=== Material provided ===

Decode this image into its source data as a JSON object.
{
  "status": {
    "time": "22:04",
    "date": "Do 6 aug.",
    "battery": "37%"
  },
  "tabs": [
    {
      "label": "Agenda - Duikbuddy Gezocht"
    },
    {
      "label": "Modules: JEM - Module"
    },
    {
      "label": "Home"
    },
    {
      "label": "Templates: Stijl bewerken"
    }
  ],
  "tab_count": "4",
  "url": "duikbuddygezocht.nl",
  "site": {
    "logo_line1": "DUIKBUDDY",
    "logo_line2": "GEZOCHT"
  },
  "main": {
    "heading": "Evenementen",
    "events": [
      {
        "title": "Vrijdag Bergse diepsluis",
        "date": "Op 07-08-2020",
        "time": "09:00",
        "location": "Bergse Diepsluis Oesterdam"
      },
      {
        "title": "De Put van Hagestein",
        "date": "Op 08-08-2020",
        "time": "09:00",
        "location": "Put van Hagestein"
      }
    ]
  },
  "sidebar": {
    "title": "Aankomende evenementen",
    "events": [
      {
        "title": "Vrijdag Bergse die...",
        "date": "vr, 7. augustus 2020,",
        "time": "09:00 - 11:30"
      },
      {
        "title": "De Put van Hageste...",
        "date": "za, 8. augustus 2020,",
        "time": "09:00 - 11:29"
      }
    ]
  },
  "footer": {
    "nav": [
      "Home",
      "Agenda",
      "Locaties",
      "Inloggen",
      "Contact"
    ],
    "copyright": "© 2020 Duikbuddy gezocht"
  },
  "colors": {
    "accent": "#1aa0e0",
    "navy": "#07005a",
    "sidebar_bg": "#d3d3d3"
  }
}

===
=== Material provided ===

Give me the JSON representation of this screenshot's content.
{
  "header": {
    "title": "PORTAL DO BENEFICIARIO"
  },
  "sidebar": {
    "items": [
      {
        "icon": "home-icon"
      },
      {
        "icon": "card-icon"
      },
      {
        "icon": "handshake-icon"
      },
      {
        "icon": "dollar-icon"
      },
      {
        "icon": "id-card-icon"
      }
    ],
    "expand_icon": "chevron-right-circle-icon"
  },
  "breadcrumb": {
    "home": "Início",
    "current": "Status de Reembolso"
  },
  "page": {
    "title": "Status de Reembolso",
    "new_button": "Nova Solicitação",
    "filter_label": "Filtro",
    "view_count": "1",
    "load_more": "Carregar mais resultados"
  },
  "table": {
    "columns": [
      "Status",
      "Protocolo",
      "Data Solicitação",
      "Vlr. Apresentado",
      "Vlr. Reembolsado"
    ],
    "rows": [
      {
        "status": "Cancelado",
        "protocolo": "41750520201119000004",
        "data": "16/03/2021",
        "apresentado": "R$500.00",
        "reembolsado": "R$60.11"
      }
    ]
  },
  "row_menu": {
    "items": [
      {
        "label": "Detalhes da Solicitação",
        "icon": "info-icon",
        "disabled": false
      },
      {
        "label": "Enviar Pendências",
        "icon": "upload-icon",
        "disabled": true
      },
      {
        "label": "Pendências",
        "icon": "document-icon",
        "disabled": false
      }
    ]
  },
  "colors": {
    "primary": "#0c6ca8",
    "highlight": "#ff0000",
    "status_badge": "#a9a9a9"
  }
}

===

Pull out every line of the records that includes the string "Agenda".

      "label": "Agenda - Duikbuddy Gezocht"
      "Agenda",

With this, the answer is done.